-------- Given records --------
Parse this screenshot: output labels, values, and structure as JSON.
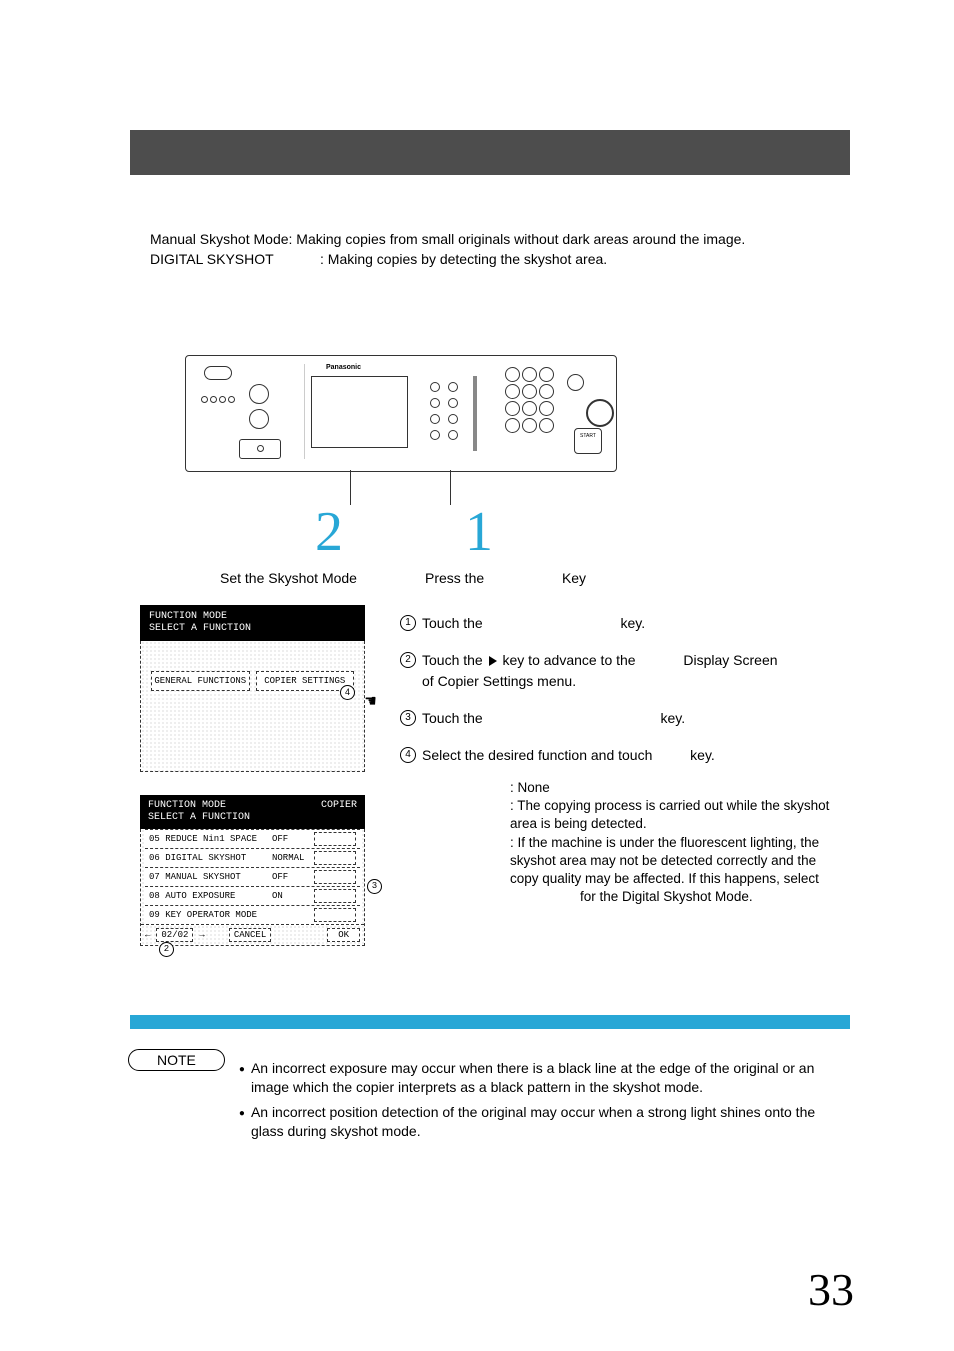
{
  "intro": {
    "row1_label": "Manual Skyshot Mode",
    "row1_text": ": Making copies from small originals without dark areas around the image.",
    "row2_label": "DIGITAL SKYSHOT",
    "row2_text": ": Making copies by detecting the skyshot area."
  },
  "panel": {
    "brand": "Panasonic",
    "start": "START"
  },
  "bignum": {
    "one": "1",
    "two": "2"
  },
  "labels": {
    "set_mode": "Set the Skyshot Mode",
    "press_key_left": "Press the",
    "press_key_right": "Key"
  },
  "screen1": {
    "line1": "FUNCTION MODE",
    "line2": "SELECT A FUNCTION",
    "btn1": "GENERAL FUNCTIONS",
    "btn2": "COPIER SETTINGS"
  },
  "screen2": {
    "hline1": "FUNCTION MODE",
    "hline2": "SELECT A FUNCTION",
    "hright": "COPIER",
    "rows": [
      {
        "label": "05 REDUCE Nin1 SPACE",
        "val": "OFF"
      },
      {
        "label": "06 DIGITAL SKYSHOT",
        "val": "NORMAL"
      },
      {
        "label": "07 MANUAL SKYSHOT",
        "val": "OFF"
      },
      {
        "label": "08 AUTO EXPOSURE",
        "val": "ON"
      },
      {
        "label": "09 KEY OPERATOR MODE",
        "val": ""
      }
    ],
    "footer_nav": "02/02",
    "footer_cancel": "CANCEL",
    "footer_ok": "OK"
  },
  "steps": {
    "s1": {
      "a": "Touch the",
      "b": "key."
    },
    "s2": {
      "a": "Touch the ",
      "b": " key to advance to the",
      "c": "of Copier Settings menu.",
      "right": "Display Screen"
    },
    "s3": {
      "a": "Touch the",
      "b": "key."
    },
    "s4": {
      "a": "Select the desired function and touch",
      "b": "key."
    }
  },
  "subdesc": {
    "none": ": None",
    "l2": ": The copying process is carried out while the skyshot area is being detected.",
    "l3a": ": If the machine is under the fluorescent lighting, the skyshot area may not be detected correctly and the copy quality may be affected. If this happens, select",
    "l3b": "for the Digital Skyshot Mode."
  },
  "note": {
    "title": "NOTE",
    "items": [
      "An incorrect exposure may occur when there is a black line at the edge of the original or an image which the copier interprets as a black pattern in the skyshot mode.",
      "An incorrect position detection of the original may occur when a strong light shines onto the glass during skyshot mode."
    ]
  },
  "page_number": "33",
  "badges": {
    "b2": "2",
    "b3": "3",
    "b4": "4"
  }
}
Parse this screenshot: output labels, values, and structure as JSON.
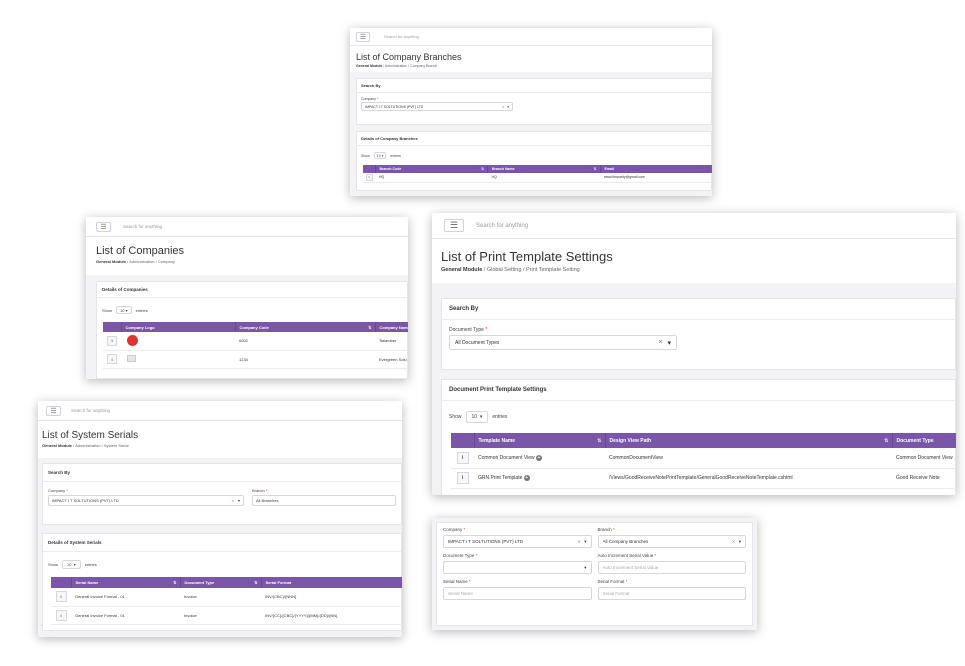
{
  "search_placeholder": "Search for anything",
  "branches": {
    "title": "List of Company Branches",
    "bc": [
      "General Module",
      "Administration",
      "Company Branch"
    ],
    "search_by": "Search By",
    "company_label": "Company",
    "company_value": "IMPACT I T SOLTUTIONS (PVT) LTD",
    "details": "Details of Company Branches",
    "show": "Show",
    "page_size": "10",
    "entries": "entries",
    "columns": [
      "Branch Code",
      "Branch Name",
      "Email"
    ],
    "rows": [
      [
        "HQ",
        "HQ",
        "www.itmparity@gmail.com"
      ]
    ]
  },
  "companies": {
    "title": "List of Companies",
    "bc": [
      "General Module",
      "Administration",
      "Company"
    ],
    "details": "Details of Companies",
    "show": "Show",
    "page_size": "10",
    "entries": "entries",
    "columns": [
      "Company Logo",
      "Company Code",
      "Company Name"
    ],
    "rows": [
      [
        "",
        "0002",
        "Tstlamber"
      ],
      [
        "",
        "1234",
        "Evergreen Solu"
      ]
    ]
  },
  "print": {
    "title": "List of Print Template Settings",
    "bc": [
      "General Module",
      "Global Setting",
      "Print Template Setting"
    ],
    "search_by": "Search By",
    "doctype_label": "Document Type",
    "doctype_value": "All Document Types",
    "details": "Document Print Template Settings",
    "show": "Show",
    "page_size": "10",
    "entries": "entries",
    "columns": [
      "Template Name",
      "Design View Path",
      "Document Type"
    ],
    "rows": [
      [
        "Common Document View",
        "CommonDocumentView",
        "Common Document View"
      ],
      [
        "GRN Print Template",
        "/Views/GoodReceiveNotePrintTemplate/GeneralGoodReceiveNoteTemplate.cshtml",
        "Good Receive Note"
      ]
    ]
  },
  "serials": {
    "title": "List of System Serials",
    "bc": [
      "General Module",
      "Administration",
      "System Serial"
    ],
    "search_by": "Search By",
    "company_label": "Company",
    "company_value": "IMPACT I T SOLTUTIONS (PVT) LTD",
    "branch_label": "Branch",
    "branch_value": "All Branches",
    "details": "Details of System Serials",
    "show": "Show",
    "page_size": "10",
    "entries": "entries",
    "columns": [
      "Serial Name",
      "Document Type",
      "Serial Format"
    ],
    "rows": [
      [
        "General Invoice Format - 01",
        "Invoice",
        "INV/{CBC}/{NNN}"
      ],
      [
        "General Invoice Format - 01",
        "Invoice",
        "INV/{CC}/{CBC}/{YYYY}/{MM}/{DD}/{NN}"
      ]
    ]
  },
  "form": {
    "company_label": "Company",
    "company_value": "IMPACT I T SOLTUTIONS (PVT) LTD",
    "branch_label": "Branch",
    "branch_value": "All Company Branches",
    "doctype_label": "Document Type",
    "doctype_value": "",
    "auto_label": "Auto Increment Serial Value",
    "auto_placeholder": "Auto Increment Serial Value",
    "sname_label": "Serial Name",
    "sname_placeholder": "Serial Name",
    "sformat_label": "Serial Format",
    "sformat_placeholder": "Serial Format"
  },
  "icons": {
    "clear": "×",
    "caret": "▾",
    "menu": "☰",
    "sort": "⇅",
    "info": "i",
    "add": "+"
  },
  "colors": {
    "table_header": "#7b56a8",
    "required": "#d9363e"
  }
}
--------
◆ Short problem ◆
Pick out every line above that contains the word "title" and copy it.

◆ Answer to this exercise ◆
    "title": "NOTE",
    "title": "List of Company Branches",
    "title": "List of Companies",
    "title": "List of Print Template Settings",
    "title": "List of System Serials",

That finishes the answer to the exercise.